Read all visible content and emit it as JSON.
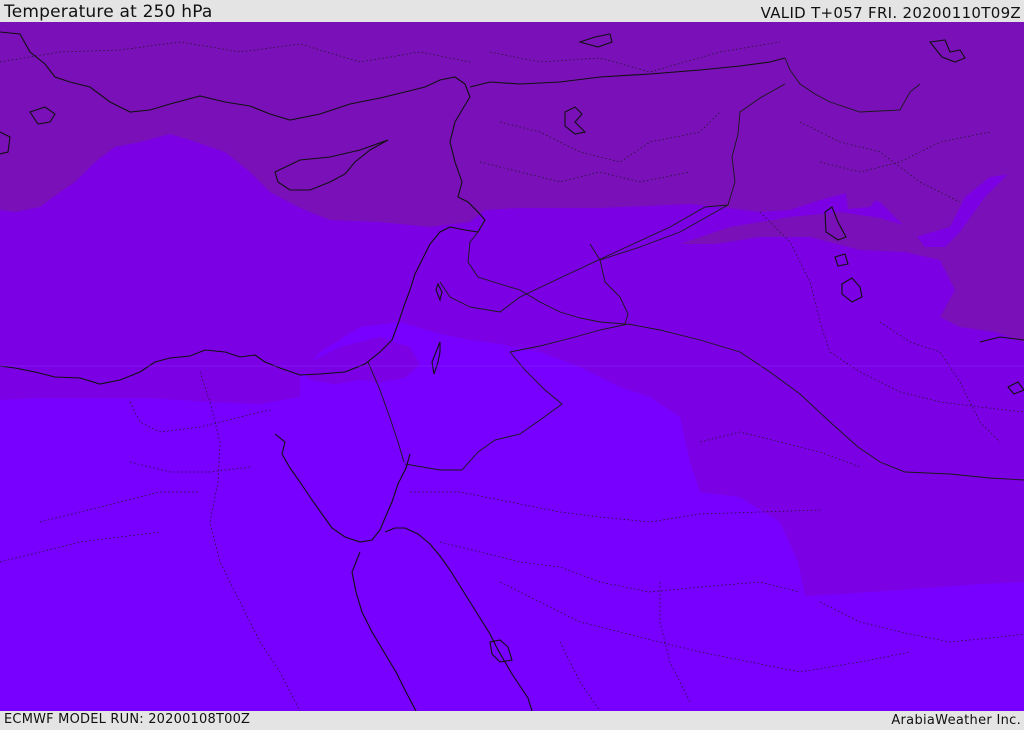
{
  "header": {
    "title": "Temperature at 250 hPa",
    "valid": "VALID T+057 FRI. 20200110T09Z"
  },
  "footer": {
    "model_run": "ECMWF MODEL RUN: 20200108T00Z",
    "credit": "ArabiaWeather Inc."
  },
  "map": {
    "variable": "temperature",
    "level_hpa": 250,
    "colors": {
      "band_warm": "#7800ff",
      "band_mid": "#7c00e4",
      "band_cool": "#7a10b8",
      "coastline": "#111111",
      "border": "#1a1a1a"
    }
  }
}
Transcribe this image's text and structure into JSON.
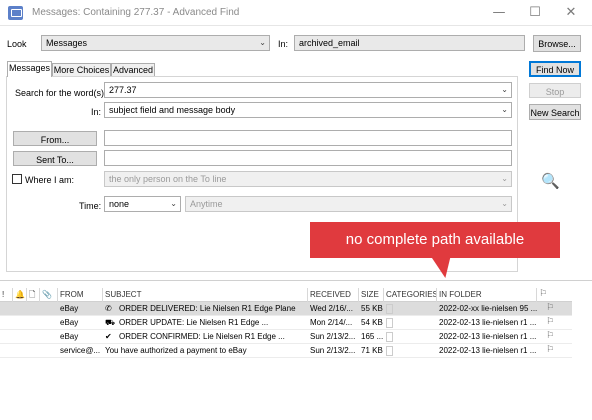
{
  "window": {
    "title": "Messages: Containing 277.37 - Advanced Find",
    "controls": {
      "minimize": "—",
      "maximize": "☐",
      "close": "✕"
    }
  },
  "look": {
    "label": "Look",
    "value": "Messages",
    "in_label": "In:",
    "in_value": "archived_email",
    "browse": "Browse..."
  },
  "actions": {
    "find_now": "Find Now",
    "stop": "Stop",
    "new_search": "New Search"
  },
  "tabs": [
    "Messages",
    "More Choices",
    "Advanced"
  ],
  "messages_tab": {
    "search_label": "Search for the word(s):",
    "search_value": "277.37",
    "in_label": "In:",
    "in_value": "subject field and message body",
    "from_button": "From...",
    "from_value": "",
    "sent_to_button": "Sent To...",
    "sent_to_value": "",
    "where_label": "Where I am:",
    "where_value": "the only person on the To line",
    "time_label": "Time:",
    "time_value": "none",
    "time_range": "Anytime"
  },
  "annotation": "no complete path available",
  "table": {
    "headers": [
      "!",
      "",
      "",
      "",
      "FROM",
      "SUBJECT",
      "RECEIVED",
      "SIZE",
      "CATEGORIES",
      "IN FOLDER",
      ""
    ],
    "rows": [
      {
        "from": "eBay",
        "icon": "✆",
        "subject": "ORDER DELIVERED: Lie Nielsen R1 Edge Plane",
        "received": "Wed 2/16/...",
        "size": "55 KB",
        "folder": "2022-02-xx lie-nielsen 95 ...",
        "selected": true
      },
      {
        "from": "eBay",
        "icon": "⛟",
        "subject": "ORDER UPDATE: Lie Nielsen R1 Edge ...",
        "received": "Mon 2/14/...",
        "size": "54 KB",
        "folder": "2022-02-13 lie-nielsen r1 ...",
        "selected": false
      },
      {
        "from": "eBay",
        "icon": "✔",
        "subject": "ORDER CONFIRMED: Lie Nielsen R1 Edge ...",
        "received": "Sun 2/13/2...",
        "size": "165 ...",
        "folder": "2022-02-13 lie-nielsen r1 ...",
        "selected": false
      },
      {
        "from": "service@...",
        "icon": "",
        "subject": "You have authorized a payment to eBay",
        "received": "Sun 2/13/2...",
        "size": "71 KB",
        "folder": "2022-02-13 lie-nielsen r1 ...",
        "selected": false
      }
    ]
  }
}
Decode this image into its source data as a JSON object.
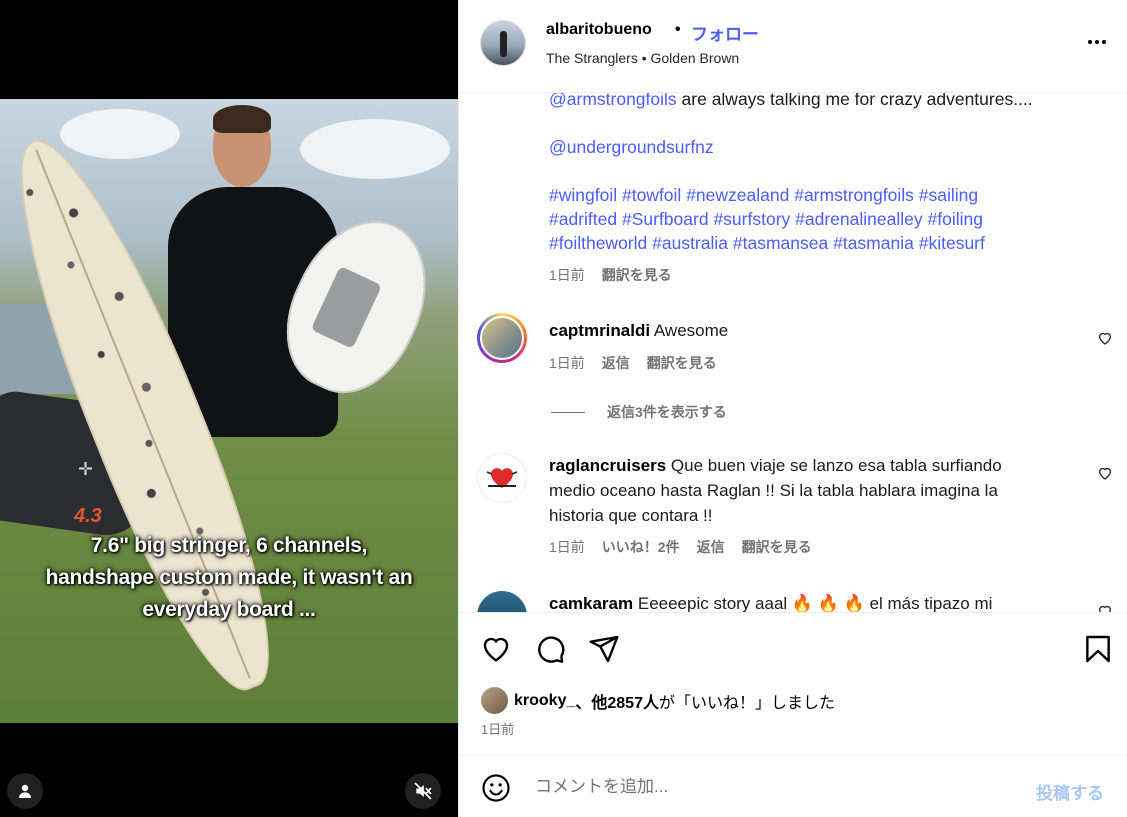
::::::::::
Task directions >> The entries above should be reproduced exactly, without their pictures.

Correct response >>
Read all visible content and emit it as JSON.
{
  "header": {
    "title": "Temperature at 250 hPa",
    "valid": "VALID T+057 FRI. 20200110T09Z"
  },
  "footer": {
    "model_run": "ECMWF MODEL RUN: 20200108T00Z",
    "credit": "ArabiaWeather Inc."
  },
  "map": {
    "variable": "temperature",
    "level_hpa": 250,
    "colors": {
      "band_warm": "#7800ff",
      "band_mid": "#7c00e4",
      "band_cool": "#7a10b8",
      "coastline": "#111111",
      "border": "#1a1a1a"
    }
  }
}
Transcribe this image's text and structure into JSON.
{
  "window": {
    "title": "Messages: Containing 277.37 - Advanced Find",
    "controls": {
      "minimize": "—",
      "maximize": "☐",
      "close": "✕"
    }
  },
  "look": {
    "label": "Look",
    "value": "Messages",
    "in_label": "In:",
    "in_value": "archived_email",
    "browse": "Browse..."
  },
  "actions": {
    "find_now": "Find Now",
    "stop": "Stop",
    "new_search": "New Search"
  },
  "tabs": [
    "Messages",
    "More Choices",
    "Advanced"
  ],
  "messages_tab": {
    "search_label": "Search for the word(s):",
    "search_value": "277.37",
    "in_label": "In:",
    "in_value": "subject field and message body",
    "from_button": "From...",
    "from_value": "",
    "sent_to_button": "Sent To...",
    "sent_to_value": "",
    "where_label": "Where I am:",
    "where_value": "the only person on the To line",
    "time_label": "Time:",
    "time_value": "none",
    "time_range": "Anytime"
  },
  "annotation": "no complete path available",
  "table": {
    "headers": [
      "!",
      "",
      "",
      "",
      "FROM",
      "SUBJECT",
      "RECEIVED",
      "SIZE",
      "CATEGORIES",
      "IN FOLDER",
      ""
    ],
    "rows": [
      {
        "from": "eBay",
        "icon": "✆",
        "subject": "ORDER DELIVERED: Lie Nielsen R1 Edge Plane",
        "received": "Wed 2/16/...",
        "size": "55 KB",
        "folder": "2022-02-xx lie-nielsen 95 ...",
        "selected": true
      },
      {
        "from": "eBay",
        "icon": "⛟",
        "subject": "ORDER UPDATE: Lie Nielsen R1 Edge ...",
        "received": "Mon 2/14/...",
        "size": "54 KB",
        "folder": "2022-02-13 lie-nielsen r1 ...",
        "selected": false
      },
      {
        "from": "eBay",
        "icon": "✔",
        "subject": "ORDER CONFIRMED: Lie Nielsen R1 Edge ...",
        "received": "Sun 2/13/2...",
        "size": "165 ...",
        "folder": "2022-02-13 lie-nielsen r1 ...",
        "selected": false
      },
      {
        "from": "service@...",
        "icon": "",
        "subject": "You have authorized a payment to eBay",
        "received": "Sun 2/13/2...",
        "size": "71 KB",
        "folder": "2022-02-13 lie-nielsen r1 ...",
        "selected": false
      }
    ]
  }
}
Decode this image into its source data as a JSON object.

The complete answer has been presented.